[What you have to do] Every record must be written out once more, with nothing added or omitted.

-- Start Working data --

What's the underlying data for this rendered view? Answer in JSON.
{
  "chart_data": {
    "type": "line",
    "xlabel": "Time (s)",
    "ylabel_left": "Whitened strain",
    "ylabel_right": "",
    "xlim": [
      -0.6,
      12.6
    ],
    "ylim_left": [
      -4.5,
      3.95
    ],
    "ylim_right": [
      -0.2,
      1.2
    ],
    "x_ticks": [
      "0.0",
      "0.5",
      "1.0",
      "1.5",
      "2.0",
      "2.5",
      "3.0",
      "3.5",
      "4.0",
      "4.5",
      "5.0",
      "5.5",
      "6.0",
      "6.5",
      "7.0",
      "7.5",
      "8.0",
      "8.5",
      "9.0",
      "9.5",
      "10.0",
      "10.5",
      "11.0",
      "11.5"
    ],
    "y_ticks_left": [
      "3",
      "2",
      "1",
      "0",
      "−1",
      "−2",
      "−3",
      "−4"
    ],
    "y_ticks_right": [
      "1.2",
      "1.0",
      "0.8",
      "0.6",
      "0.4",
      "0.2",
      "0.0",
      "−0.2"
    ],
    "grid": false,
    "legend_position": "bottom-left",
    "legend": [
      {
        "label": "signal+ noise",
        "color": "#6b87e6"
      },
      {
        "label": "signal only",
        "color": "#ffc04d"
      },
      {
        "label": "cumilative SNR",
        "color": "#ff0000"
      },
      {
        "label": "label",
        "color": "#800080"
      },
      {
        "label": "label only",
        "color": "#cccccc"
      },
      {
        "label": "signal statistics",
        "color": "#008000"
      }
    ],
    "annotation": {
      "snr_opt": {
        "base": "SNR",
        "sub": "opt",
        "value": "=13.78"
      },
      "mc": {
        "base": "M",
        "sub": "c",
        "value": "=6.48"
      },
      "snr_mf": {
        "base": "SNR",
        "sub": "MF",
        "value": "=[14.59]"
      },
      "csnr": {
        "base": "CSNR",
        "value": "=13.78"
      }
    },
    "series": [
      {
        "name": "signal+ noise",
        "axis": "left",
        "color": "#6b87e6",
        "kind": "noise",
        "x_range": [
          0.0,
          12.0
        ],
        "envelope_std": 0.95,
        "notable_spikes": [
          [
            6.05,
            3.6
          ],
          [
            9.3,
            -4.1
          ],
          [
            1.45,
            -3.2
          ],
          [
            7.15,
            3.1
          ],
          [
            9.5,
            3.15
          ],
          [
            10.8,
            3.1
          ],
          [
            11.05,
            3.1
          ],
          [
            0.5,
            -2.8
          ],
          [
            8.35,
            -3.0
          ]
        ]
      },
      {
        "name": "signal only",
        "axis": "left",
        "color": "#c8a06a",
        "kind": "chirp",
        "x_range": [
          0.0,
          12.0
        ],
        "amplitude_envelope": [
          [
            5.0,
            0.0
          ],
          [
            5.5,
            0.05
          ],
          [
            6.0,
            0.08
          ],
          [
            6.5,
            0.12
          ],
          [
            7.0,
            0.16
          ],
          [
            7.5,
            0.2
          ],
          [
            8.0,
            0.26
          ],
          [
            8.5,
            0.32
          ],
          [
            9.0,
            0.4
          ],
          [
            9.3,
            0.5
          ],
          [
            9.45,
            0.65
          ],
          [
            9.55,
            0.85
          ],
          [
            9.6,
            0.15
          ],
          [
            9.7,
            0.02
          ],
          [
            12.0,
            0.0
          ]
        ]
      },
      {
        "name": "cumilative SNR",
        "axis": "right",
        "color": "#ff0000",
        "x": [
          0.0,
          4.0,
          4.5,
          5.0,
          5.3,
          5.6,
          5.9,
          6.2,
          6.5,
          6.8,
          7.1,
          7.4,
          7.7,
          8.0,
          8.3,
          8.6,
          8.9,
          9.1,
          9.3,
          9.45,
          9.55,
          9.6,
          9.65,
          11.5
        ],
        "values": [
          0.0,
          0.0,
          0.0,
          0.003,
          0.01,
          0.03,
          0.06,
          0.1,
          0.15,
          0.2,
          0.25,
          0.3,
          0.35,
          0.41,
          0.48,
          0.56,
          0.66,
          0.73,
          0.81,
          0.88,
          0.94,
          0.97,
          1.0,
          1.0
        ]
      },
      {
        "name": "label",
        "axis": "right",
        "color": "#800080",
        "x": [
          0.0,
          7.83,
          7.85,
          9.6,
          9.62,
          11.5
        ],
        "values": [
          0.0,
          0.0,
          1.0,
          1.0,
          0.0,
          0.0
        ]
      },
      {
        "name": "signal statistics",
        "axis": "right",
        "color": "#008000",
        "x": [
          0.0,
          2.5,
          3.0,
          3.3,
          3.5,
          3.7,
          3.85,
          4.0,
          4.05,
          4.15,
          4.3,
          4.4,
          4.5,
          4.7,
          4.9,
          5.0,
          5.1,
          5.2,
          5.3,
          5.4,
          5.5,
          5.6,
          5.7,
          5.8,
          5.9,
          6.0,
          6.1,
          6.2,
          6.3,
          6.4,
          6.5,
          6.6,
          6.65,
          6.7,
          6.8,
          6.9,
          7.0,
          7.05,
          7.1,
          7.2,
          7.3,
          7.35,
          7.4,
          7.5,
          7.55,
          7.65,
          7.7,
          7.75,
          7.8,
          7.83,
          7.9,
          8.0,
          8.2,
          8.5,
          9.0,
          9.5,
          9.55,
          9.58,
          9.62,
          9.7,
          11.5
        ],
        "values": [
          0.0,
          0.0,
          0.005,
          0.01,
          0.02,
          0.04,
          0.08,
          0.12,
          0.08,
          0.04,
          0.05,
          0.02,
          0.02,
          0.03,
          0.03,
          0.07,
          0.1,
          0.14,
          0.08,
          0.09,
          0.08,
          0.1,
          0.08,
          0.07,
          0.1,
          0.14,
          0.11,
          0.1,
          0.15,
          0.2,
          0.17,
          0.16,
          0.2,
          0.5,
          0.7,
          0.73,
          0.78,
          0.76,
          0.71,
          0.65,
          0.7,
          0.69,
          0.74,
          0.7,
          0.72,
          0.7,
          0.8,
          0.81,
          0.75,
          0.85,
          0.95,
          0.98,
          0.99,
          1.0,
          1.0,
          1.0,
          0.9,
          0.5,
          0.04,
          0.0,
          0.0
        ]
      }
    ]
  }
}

-- End Working data --

[Right answer]
What's the underlying data for this rendered view? Answer in JSON.
{
  "chart_data": {
    "type": "line",
    "xlabel": "Time (s)",
    "ylabel_left": "Whitened strain",
    "ylabel_right": "",
    "xlim": [
      -0.6,
      12.6
    ],
    "ylim_left": [
      -4.5,
      3.95
    ],
    "ylim_right": [
      -0.2,
      1.2
    ],
    "x_ticks": [
      "0.0",
      "0.5",
      "1.0",
      "1.5",
      "2.0",
      "2.5",
      "3.0",
      "3.5",
      "4.0",
      "4.5",
      "5.0",
      "5.5",
      "6.0",
      "6.5",
      "7.0",
      "7.5",
      "8.0",
      "8.5",
      "9.0",
      "9.5",
      "10.0",
      "10.5",
      "11.0",
      "11.5"
    ],
    "y_ticks_left": [
      "3",
      "2",
      "1",
      "0",
      "−1",
      "−2",
      "−3",
      "−4"
    ],
    "y_ticks_right": [
      "1.2",
      "1.0",
      "0.8",
      "0.6",
      "0.4",
      "0.2",
      "0.0",
      "−0.2"
    ],
    "grid": false,
    "legend_position": "bottom-left",
    "legend": [
      {
        "label": "signal+ noise",
        "color": "#6b87e6"
      },
      {
        "label": "signal only",
        "color": "#ffc04d"
      },
      {
        "label": "cumilative SNR",
        "color": "#ff0000"
      },
      {
        "label": "label",
        "color": "#800080"
      },
      {
        "label": "label only",
        "color": "#cccccc"
      },
      {
        "label": "signal statistics",
        "color": "#008000"
      }
    ],
    "annotation": {
      "snr_opt": {
        "base": "SNR",
        "sub": "opt",
        "value": "=13.78"
      },
      "mc": {
        "base": "M",
        "sub": "c",
        "value": "=6.48"
      },
      "snr_mf": {
        "base": "SNR",
        "sub": "MF",
        "value": "=[14.59]"
      },
      "csnr": {
        "base": "CSNR",
        "value": "=13.78"
      }
    },
    "series": [
      {
        "name": "signal+ noise",
        "axis": "left",
        "color": "#6b87e6",
        "kind": "noise",
        "x_range": [
          0.0,
          12.0
        ],
        "envelope_std": 0.95,
        "notable_spikes": [
          [
            6.05,
            3.6
          ],
          [
            9.3,
            -4.1
          ],
          [
            1.45,
            -3.2
          ],
          [
            7.15,
            3.1
          ],
          [
            9.5,
            3.15
          ],
          [
            10.8,
            3.1
          ],
          [
            11.05,
            3.1
          ],
          [
            0.5,
            -2.8
          ],
          [
            8.35,
            -3.0
          ]
        ]
      },
      {
        "name": "signal only",
        "axis": "left",
        "color": "#c8a06a",
        "kind": "chirp",
        "x_range": [
          0.0,
          12.0
        ],
        "amplitude_envelope": [
          [
            5.0,
            0.0
          ],
          [
            5.5,
            0.05
          ],
          [
            6.0,
            0.08
          ],
          [
            6.5,
            0.12
          ],
          [
            7.0,
            0.16
          ],
          [
            7.5,
            0.2
          ],
          [
            8.0,
            0.26
          ],
          [
            8.5,
            0.32
          ],
          [
            9.0,
            0.4
          ],
          [
            9.3,
            0.5
          ],
          [
            9.45,
            0.65
          ],
          [
            9.55,
            0.85
          ],
          [
            9.6,
            0.15
          ],
          [
            9.7,
            0.02
          ],
          [
            12.0,
            0.0
          ]
        ]
      },
      {
        "name": "cumilative SNR",
        "axis": "right",
        "color": "#ff0000",
        "x": [
          0.0,
          4.0,
          4.5,
          5.0,
          5.3,
          5.6,
          5.9,
          6.2,
          6.5,
          6.8,
          7.1,
          7.4,
          7.7,
          8.0,
          8.3,
          8.6,
          8.9,
          9.1,
          9.3,
          9.45,
          9.55,
          9.6,
          9.65,
          11.5
        ],
        "values": [
          0.0,
          0.0,
          0.0,
          0.003,
          0.01,
          0.03,
          0.06,
          0.1,
          0.15,
          0.2,
          0.25,
          0.3,
          0.35,
          0.41,
          0.48,
          0.56,
          0.66,
          0.73,
          0.81,
          0.88,
          0.94,
          0.97,
          1.0,
          1.0
        ]
      },
      {
        "name": "label",
        "axis": "right",
        "color": "#800080",
        "x": [
          0.0,
          7.83,
          7.85,
          9.6,
          9.62,
          11.5
        ],
        "values": [
          0.0,
          0.0,
          1.0,
          1.0,
          0.0,
          0.0
        ]
      },
      {
        "name": "signal statistics",
        "axis": "right",
        "color": "#008000",
        "x": [
          0.0,
          2.5,
          3.0,
          3.3,
          3.5,
          3.7,
          3.85,
          4.0,
          4.05,
          4.15,
          4.3,
          4.4,
          4.5,
          4.7,
          4.9,
          5.0,
          5.1,
          5.2,
          5.3,
          5.4,
          5.5,
          5.6,
          5.7,
          5.8,
          5.9,
          6.0,
          6.1,
          6.2,
          6.3,
          6.4,
          6.5,
          6.6,
          6.65,
          6.7,
          6.8,
          6.9,
          7.0,
          7.05,
          7.1,
          7.2,
          7.3,
          7.35,
          7.4,
          7.5,
          7.55,
          7.65,
          7.7,
          7.75,
          7.8,
          7.83,
          7.9,
          8.0,
          8.2,
          8.5,
          9.0,
          9.5,
          9.55,
          9.58,
          9.62,
          9.7,
          11.5
        ],
        "values": [
          0.0,
          0.0,
          0.005,
          0.01,
          0.02,
          0.04,
          0.08,
          0.12,
          0.08,
          0.04,
          0.05,
          0.02,
          0.02,
          0.03,
          0.03,
          0.07,
          0.1,
          0.14,
          0.08,
          0.09,
          0.08,
          0.1,
          0.08,
          0.07,
          0.1,
          0.14,
          0.11,
          0.1,
          0.15,
          0.2,
          0.17,
          0.16,
          0.2,
          0.5,
          0.7,
          0.73,
          0.78,
          0.76,
          0.71,
          0.65,
          0.7,
          0.69,
          0.74,
          0.7,
          0.72,
          0.7,
          0.8,
          0.81,
          0.75,
          0.85,
          0.95,
          0.98,
          0.99,
          1.0,
          1.0,
          1.0,
          0.9,
          0.5,
          0.04,
          0.0,
          0.0
        ]
      }
    ]
  }
}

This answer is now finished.